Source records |
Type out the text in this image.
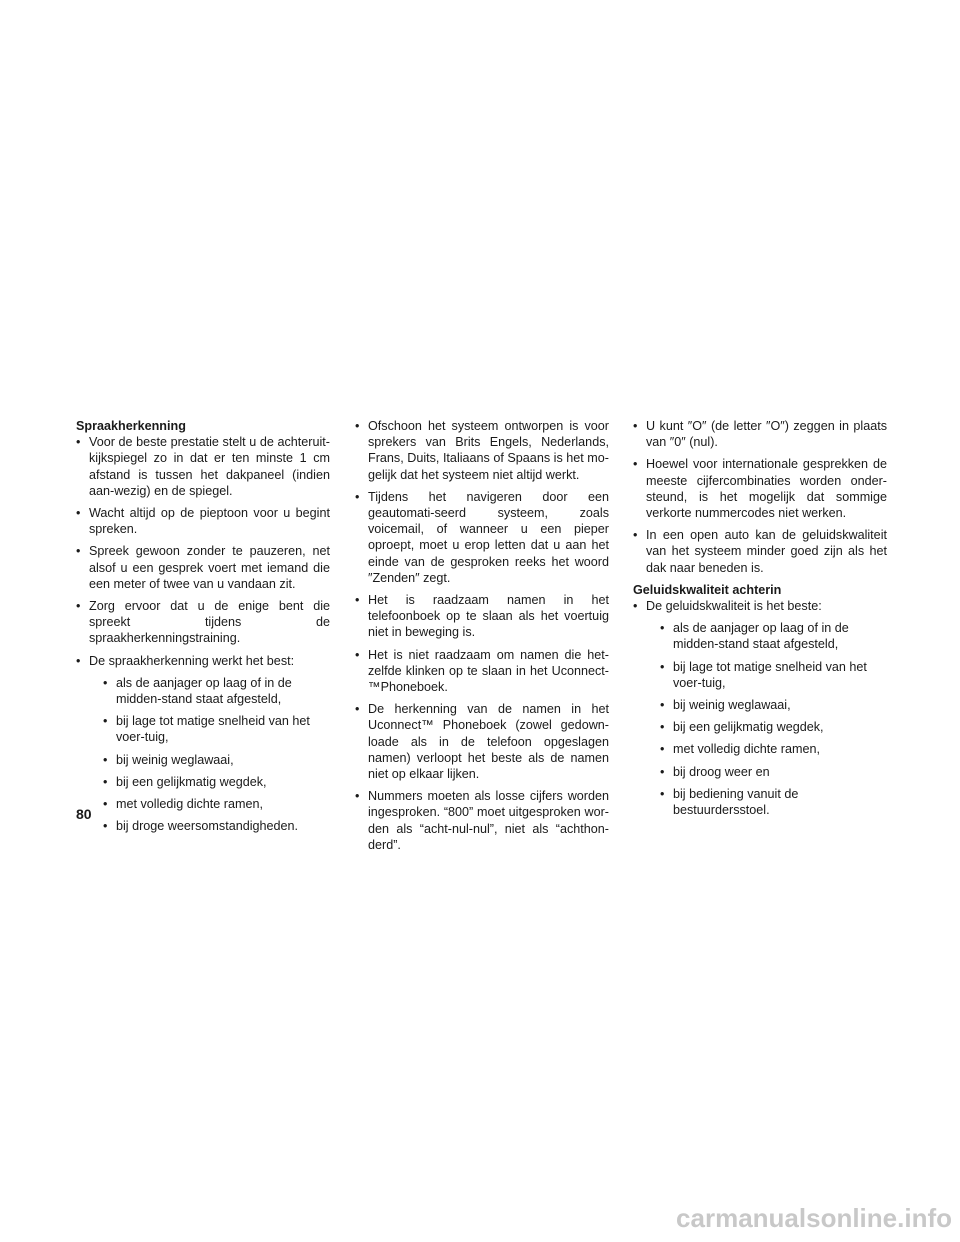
Spraakherkenning

• Voor de beste prestatie stelt u de achteruit-kijkspiegel zo in dat er ten minste 1 cm afstand is tussen het dakpaneel (indien aan-wezig) en de spiegel.
• Wacht altijd op de pieptoon voor u begint spreken.
• Spreek gewoon zonder te pauzeren, net alsof u een gesprek voert met iemand die een meter of twee van u vandaan zit.
• Zorg ervoor dat u de enige bent die spreekt tijdens de spraakherkenningstraining.
• De spraakherkenning werkt het best:
• als de aanjager op laag of in de midden-stand staat afgesteld,
• bij lage tot matige snelheid van het voer-tuig,
• bij weinig weglawaai,
• bij een gelijkmatig wegdek,
• met volledig dichte ramen,
• bij droge weersomstandigheden.
• Ofschoon het systeem ontworpen is voor sprekers van Brits Engels, Nederlands, Frans, Duits, Italiaans of Spaans is het mo-gelijk dat het systeem niet altijd werkt.
• Tijdens het navigeren door een geautomati-seerd systeem, zoals voicemail, of wanneer u een pieper oproept, moet u erop letten dat u aan het einde van de gesproken reeks het woord ″Zenden″ zegt.
• Het is raadzaam namen in het telefoonboek op te slaan als het voertuig niet in beweging is.
• Het is niet raadzaam om namen die het-zelfde klinken op te slaan in het Uconnect-™Phoneboek.
• De herkenning van de namen in het Uconnect™ Phoneboek (zowel gedown-loade als in de telefoon opgeslagen namen) verloopt het beste als de namen niet op elkaar lijken.
• Nummers moeten als losse cijfers worden ingesproken. “800” moet uitgesproken wor-den als “acht-nul-nul”, niet als “achthon-derd”.
• U kunt ″O″ (de letter ″O″) zeggen in plaats van ″0″ (nul).
• Hoewel voor internationale gesprekken de meeste cijfercombinaties worden onder-steund, is het mogelijk dat sommige verkorte nummercodes niet werken.
• In een open auto kan de geluidskwaliteit van het systeem minder goed zijn als het dak naar beneden is.

Geluidskwaliteit achterin

• De geluidskwaliteit is het beste:
• als de aanjager op laag of in de midden-stand staat afgesteld,
• bij lage tot matige snelheid van het voer-tuig,
• bij weinig weglawaai,
• bij een gelijkmatig wegdek,
• met volledig dichte ramen,
• bij droog weer en
• bij bediening vanuit de bestuurdersstoel.
80
carmanualsonline.info
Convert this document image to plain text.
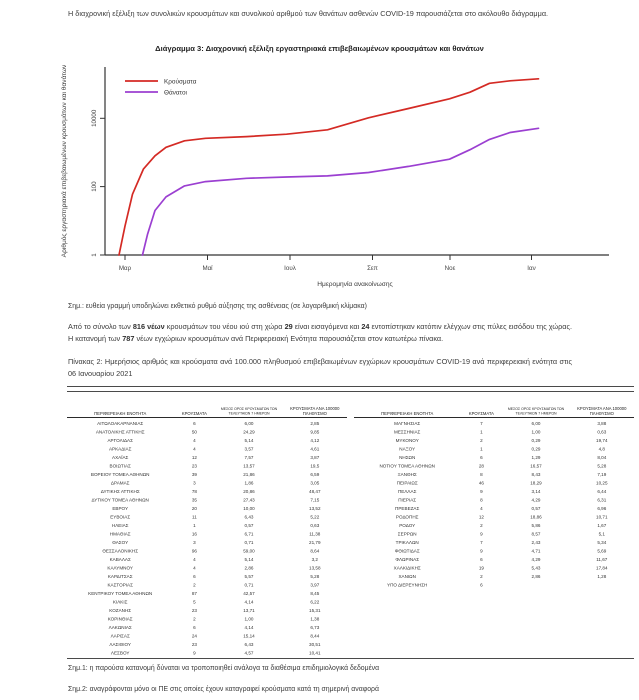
Η διαχρονική εξέλιξη των συνολικών κρουσμάτων και συνολικού αριθμού των θανάτων ασθενών COVID-19 παρουσιάζεται στο ακόλουθο διάγραμμα.
Διάγραμμα 3: Διαχρονική εξέλιξη εργαστηριακά επιβεβαιωμένων κρουσμάτων και θανάτων
1
100
10000
Μαρ	Μαϊ	Ιουλ	Σεπ	Νοε	Ιαν
Κρούσματα
Θάνατοι
Ημερομηνία ανακοίνωσης
Αριθμός εργαστηριακά επιβεβαιωμένων κρουσμάτων και θανάτων
Σημ.: ευθεία γραμμή υποδηλώνει εκθετικό ρυθμό αύξησης της ασθένειας (σε λογαριθμική κλίμακα)
Από το σύνολο των 816 νέων κρουσμάτων του νέου ιού στη χώρα 29 είναι εισαγόμενα και 24 εντοπίστηκαν κατόπιν ελέγχων στις πύλες εισόδου της χώρας. Η κατανομή των 787 νέων εγχώριων κρουσμάτων ανά Περιφερειακή Ενότητα παρουσιάζεται στον κατωτέρω πίνακα.
Πίνακας 2: Ημερήσιος αριθμός και κρούσματα ανά 100.000 πληθυσμού επιβεβαιωμένων εγχώριων κρουσμάτων COVID-19 ανά περιφερειακή ενότητα στις 06 Ιανουαρίου 2021
ΠΕΡΙΦΕΡΕΙΑΚΗ ΕΝΟΤΗΤΑ	ΚΡΟΥΣΜΑΤΑ
ΜΕΣΟΣ ΟΡΟΣ ΚΡΟΥΣΜΑΤΩΝ ΤΩΝ
ΤΕΛΕΥΤΑΙΩΝ 7 ΗΜΕΡΩΝ
ΚΡΟΥΣΜΑΤΑ ΑΝΑ 100000 ΠΛΗΘΥΣΜΟ	ΠΕΡΙΦΕΡΕΙΑΚΗ ΕΝΟΤΗΤΑ	ΚΡΟΥΣΜΑΤΑ
ΜΕΣΟΣ ΟΡΟΣ ΚΡΟΥΣΜΑΤΩΝ ΤΩΝ
ΤΕΛΕΥΤΑΙΩΝ 7 ΗΜΕΡΩΝ
ΚΡΟΥΣΜΑΤΑ ΑΝΑ 100000 ΠΛΗΘΥΣΜΟ
ΑΙΤΩΛΟΑΚΑΡΝΑΝΙΑΣ	6	6,00	2,85
ΑΝΑΤΟΛΙΚΗΣ ΑΤΤΙΚΗΣ	50	24,29	9,85
ΑΡΓΟΛΙΔΑΣ	4	5,14	4,12
ΑΡΚΑΔΙΑΣ	4	3,57	4,61
ΑΧΑΪΑΣ	12	7,57	3,87
ΒΟΙΩΤΙΑΣ	23	13,57	19,5
ΒΟΡΕΙΟΥ ΤΟΜΕΑ ΑΘΗΝΩΝ	39	21,86	6,59
ΔΡΑΜΑΣ	3	1,86	3,05
ΔΥΤΙΚΗΣ ΑΤΤΙΚΗΣ	78	20,86	48,47
ΔΥΤΙΚΟΥ ΤΟΜΕΑ ΑΘΗΝΩΝ	35	27,43	7,15
ΕΒΡΟΥ	20	10,00	13,52
ΕΥΒΟΙΑΣ	11	6,43	5,22
ΗΛΕΙΑΣ	1	0,57	0,63
ΗΜΑΘΙΑΣ	16	6,71	11,38
ΘΑΣΟΥ	3	0,71	21,79
ΘΕΣΣΑΛΟΝΙΚΗΣ	96	59,00	8,64
ΚΑΒΑΛΑΣ	4	5,14	3,2
ΚΑΛΥΜΝΟΥ	4	2,86	13,58
ΚΑΡΔΙΤΣΑΣ	6	5,57	5,28
ΚΑΣΤΟΡΙΑΣ	2	0,71	3,97
ΚΕΝΤΡΙΚΟΥ ΤΟΜΕΑ ΑΘΗΝΩΝ	87	42,57	8,45
ΚΙΛΚΙΣ	5	4,14	6,22
ΚΟΖΑΝΗΣ	23	13,71	15,31
ΚΟΡΙΝΘΙΑΣ	2	1,00	1,38
ΛΑΚΩΝΙΑΣ	6	4,14	6,73
ΛΑΡΙΣΑΣ	24	15,14	8,44
ΛΑΣΙΘΙΟΥ	23	6,43	30,51
ΛΕΣΒΟΥ	9	4,57	10,41
ΜΑΓΝΗΣΙΑΣ	7	6,00	3,88
ΜΕΣΣΗΝΙΑΣ	1	1,00	0,63
ΜΥΚΟΝΟΥ	2	0,29	19,74
ΝΑΞΟΥ	1	0,29	4,8
ΝΗΣΩΝ	6	1,29	8,04
ΝΟΤΙΟΥ ΤΟΜΕΑ ΑΘΗΝΩΝ	28	16,57	5,28
ΞΑΝΘΗΣ	8	8,43	7,19
ΠΕΙΡΑΙΩΣ	46	18,29	10,25
ΠΕΛΛΑΣ	9	3,14	6,44
ΠΙΕΡΙΑΣ	8	4,29	6,31
ΠΡΕΒΕΖΑΣ	4	0,57	6,96
ΡΟΔΟΠΗΣ	12	18,86	10,71
ΡΟΔΟΥ	2	5,86	1,67
ΣΕΡΡΩΝ	9	8,57	5,1
ΤΡΙΚΑΛΩΝ	7	2,43	5,34
ΦΘΙΩΤΙΔΑΣ	9	4,71	5,69
ΦΛΩΡΙΝΑΣ	6	4,29	11,67
ΧΑΛΚΙΔΙΚΗΣ	19	5,43	17,84
ΧΑΝΙΩΝ	2	2,86	1,28
ΥΠΟ ΔΙΕΡΕΥΝΗΣΗ	6
Σημ.1: η παρούσα κατανομή δύναται να τροποποιηθεί ανάλογα τα διαθέσιμα επιδημιολογικά δεδομένα
Σημ.2: αναγράφονται μόνο οι ΠΕ στις οποίες έχουν καταγραφεί κρούσματα κατά τη σημερινή αναφορά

PROBLEM DESCRIPTION |
Which lines of the data above contain "image"? Copy each one.

OUTPUT |
Type out the text in this image.
Convert this document image to plain text.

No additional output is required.